EXERCISE DETAILS -> Report the number of lines in the data below where the string "column" shows up, and only that number.

════════════════

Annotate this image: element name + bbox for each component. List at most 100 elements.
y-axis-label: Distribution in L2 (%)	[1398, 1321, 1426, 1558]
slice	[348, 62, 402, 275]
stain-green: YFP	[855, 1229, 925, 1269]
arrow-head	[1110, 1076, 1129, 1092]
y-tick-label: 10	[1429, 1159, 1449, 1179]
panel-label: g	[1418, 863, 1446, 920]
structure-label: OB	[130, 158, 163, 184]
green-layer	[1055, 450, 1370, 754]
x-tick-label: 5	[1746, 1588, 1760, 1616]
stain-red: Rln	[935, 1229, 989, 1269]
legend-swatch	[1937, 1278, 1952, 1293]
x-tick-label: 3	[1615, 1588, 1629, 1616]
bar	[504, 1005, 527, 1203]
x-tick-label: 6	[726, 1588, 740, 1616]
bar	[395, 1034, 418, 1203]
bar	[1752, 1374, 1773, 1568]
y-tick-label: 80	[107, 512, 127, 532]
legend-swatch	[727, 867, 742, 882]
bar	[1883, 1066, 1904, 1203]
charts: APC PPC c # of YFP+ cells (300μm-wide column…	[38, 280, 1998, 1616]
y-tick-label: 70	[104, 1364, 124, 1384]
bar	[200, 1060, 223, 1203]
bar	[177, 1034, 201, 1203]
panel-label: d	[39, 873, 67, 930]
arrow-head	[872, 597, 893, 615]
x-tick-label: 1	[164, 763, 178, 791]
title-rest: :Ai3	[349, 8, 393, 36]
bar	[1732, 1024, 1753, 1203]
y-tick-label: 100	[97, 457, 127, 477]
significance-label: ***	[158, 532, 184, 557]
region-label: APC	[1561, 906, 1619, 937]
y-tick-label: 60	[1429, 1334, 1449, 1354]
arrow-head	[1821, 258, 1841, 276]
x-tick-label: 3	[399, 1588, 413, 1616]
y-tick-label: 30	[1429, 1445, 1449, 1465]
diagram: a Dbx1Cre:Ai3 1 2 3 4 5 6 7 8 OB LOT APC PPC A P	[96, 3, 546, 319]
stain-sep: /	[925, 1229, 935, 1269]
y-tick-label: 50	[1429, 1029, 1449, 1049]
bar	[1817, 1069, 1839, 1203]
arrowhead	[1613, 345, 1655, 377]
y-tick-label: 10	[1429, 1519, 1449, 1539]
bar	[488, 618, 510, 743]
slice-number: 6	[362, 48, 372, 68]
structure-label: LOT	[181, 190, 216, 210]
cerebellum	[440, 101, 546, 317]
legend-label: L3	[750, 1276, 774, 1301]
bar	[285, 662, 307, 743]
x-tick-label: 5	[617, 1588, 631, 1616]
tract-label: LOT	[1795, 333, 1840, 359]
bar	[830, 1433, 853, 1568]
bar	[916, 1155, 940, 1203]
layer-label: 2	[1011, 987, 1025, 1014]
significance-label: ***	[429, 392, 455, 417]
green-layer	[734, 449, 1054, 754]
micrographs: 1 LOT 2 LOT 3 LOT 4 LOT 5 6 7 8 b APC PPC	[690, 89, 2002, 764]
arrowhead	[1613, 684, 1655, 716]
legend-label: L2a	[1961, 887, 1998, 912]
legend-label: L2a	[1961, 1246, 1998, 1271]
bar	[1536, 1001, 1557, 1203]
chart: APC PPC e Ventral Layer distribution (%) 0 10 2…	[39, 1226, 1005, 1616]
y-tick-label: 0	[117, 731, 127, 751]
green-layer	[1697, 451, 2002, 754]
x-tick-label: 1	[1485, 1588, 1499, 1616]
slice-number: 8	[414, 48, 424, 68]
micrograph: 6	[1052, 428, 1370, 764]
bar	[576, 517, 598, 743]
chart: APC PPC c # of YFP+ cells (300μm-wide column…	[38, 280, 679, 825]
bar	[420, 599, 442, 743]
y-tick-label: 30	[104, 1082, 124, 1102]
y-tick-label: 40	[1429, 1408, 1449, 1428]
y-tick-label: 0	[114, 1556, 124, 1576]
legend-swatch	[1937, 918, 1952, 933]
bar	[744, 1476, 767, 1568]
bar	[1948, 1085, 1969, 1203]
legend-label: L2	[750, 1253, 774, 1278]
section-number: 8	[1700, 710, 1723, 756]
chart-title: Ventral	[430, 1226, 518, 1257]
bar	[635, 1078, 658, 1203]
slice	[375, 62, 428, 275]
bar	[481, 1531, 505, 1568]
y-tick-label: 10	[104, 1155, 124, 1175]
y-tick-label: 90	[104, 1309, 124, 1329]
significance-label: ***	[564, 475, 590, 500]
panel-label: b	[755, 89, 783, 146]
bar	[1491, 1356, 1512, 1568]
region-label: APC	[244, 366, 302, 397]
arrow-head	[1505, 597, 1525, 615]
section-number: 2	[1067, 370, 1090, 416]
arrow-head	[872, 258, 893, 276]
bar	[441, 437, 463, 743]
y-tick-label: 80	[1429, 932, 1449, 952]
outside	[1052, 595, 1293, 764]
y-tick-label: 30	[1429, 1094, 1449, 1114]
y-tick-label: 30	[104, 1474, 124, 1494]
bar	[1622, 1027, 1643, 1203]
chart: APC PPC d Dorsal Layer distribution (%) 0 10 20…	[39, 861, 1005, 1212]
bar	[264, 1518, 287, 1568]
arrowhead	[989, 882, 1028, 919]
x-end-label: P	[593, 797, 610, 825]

════════════════

TASK SOLUTION -> 2